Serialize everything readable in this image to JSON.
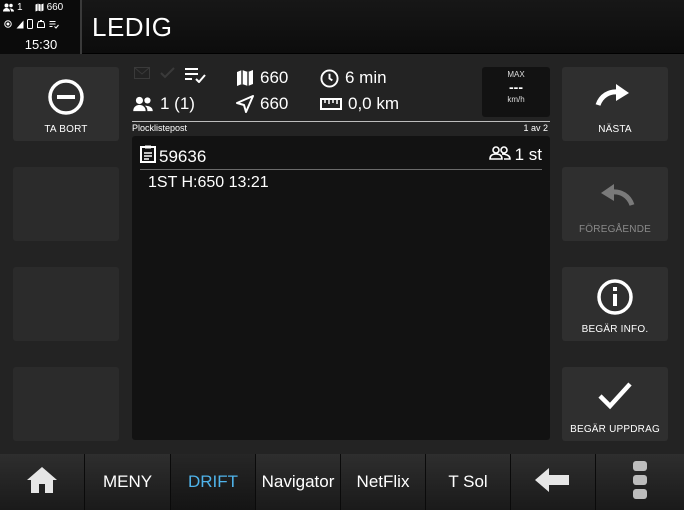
{
  "status": {
    "passengers": "1",
    "vehicle_number": "660",
    "time": "15:30"
  },
  "header": {
    "title": "LEDIG"
  },
  "side_buttons": {
    "left": [
      {
        "label": "TA BORT",
        "icon": "minus-circle-icon",
        "enabled": true
      },
      {
        "label": "",
        "enabled": false
      },
      {
        "label": "",
        "enabled": false
      },
      {
        "label": "",
        "enabled": false
      }
    ],
    "right": [
      {
        "label": "NÄSTA",
        "icon": "redo-arrow-icon",
        "enabled": true
      },
      {
        "label": "FÖREGÅENDE",
        "icon": "undo-arrow-icon",
        "enabled": false
      },
      {
        "label": "BEGÄR INFO.",
        "icon": "info-circle-icon",
        "enabled": true
      },
      {
        "label": "BEGÄR UPPDRAG",
        "icon": "checkmark-icon",
        "enabled": true
      }
    ]
  },
  "info": {
    "map_value": "660",
    "time_value": "6 min",
    "persons_value": "1 (1)",
    "navigation_value": "660",
    "distance_value": "0,0 km"
  },
  "speed": {
    "max_label": "MAX",
    "value": "---",
    "unit": "km/h"
  },
  "list": {
    "title": "Plocklistepost",
    "position": "1 av 2",
    "order_id": "59636",
    "count": "1 st",
    "detail": "1ST H:650 13:21"
  },
  "bottom_nav": {
    "items": [
      "MENY",
      "DRIFT",
      "Navigator",
      "NetFlix",
      "T Sol"
    ],
    "active": "DRIFT"
  },
  "colors": {
    "accent": "#4fb3ea",
    "background": "#232323",
    "panel": "#121212"
  }
}
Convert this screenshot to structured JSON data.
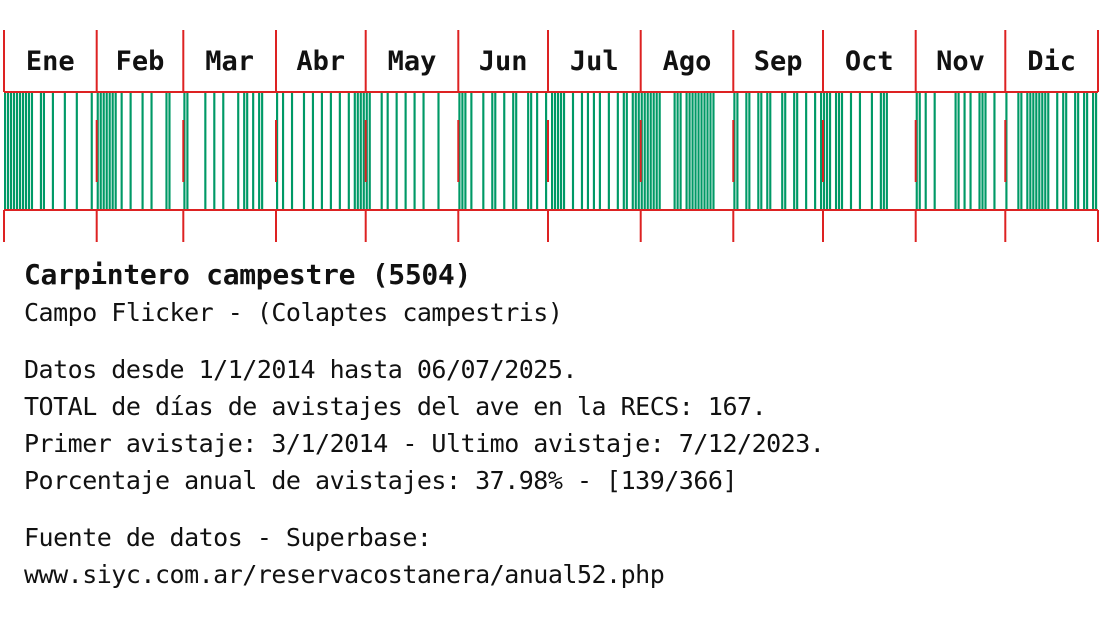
{
  "chart_data": {
    "type": "bar",
    "months": [
      "Ene",
      "Feb",
      "Mar",
      "Abr",
      "May",
      "Jun",
      "Jul",
      "Ago",
      "Sep",
      "Oct",
      "Nov",
      "Dic"
    ],
    "days_in_month": [
      31,
      29,
      31,
      30,
      31,
      30,
      31,
      31,
      30,
      31,
      30,
      31
    ],
    "sighting_days": [
      [
        1,
        2,
        3,
        4,
        5,
        6,
        7,
        8,
        9,
        10,
        13,
        14,
        17,
        21,
        25,
        30
      ],
      [
        1,
        2,
        3,
        4,
        5,
        6,
        7,
        9,
        12,
        16,
        19,
        24,
        25
      ],
      [
        1,
        2,
        8,
        11,
        14,
        19,
        21,
        22,
        24,
        26,
        27
      ],
      [
        1,
        3,
        6,
        10,
        13,
        16,
        19,
        22,
        25,
        27,
        28,
        29,
        30
      ],
      [
        1,
        2,
        6,
        8,
        11,
        14,
        17,
        20,
        25
      ],
      [
        1,
        2,
        3,
        5,
        9,
        12,
        13,
        16,
        19,
        20,
        24,
        25,
        27,
        30
      ],
      [
        2,
        3,
        4,
        5,
        6,
        9,
        12,
        14,
        16,
        18,
        21,
        24,
        26,
        27,
        29,
        30,
        31
      ],
      [
        1,
        2,
        3,
        4,
        5,
        6,
        7,
        12,
        13,
        14,
        16,
        17,
        18,
        19,
        20,
        21,
        22,
        23,
        24,
        25
      ],
      [
        1,
        2,
        5,
        6,
        9,
        10,
        12,
        13,
        17,
        18,
        21,
        22,
        25,
        28,
        30
      ],
      [
        1,
        2,
        3,
        5,
        6,
        7,
        10,
        13,
        17,
        20,
        21,
        22
      ],
      [
        1,
        2,
        4,
        7,
        14,
        15,
        17,
        19,
        22,
        23,
        24,
        27
      ],
      [
        1,
        5,
        6,
        8,
        9,
        10,
        11,
        12,
        13,
        14,
        15,
        18,
        20,
        21,
        24,
        25,
        27,
        28,
        30,
        31
      ]
    ],
    "total_days": 167,
    "colors": {
      "sighting": "#009966",
      "grid": "#dd2222",
      "background": "#ffffff"
    }
  },
  "info": {
    "title": "Carpintero campestre (5504)",
    "subtitle": "Campo Flicker - (Colaptes campestris)",
    "lines": [
      "Datos desde 1/1/2014 hasta 06/07/2025.",
      "TOTAL de días de avistajes del ave en la RECS: 167.",
      "Primer avistaje: 3/1/2014 - Ultimo avistaje: 7/12/2023.",
      "Porcentaje anual de avistajes: 37.98% - [139/366]"
    ],
    "source_label": "Fuente de datos - Superbase:",
    "source_url": "www.siyc.com.ar/reservacostanera/anual52.php"
  }
}
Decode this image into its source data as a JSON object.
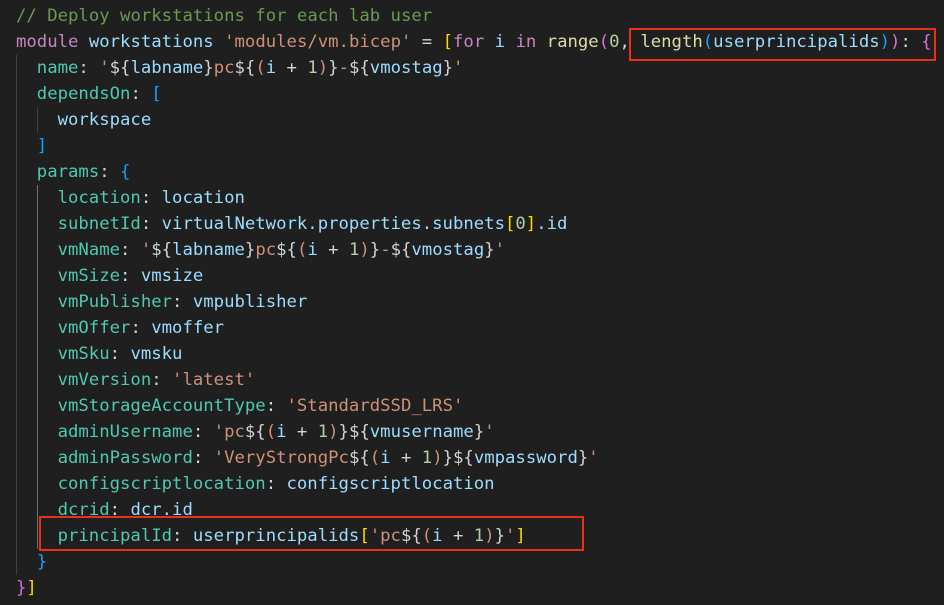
• • • • • • •
- [Short task] Lines containing the word "this" must all be returned from the material above.

- [Completed exercise]
Serialize everything readable in this image to JSON.
Convert this screenshot to structured JSON data.
Decode this image into its source data as a JSON object.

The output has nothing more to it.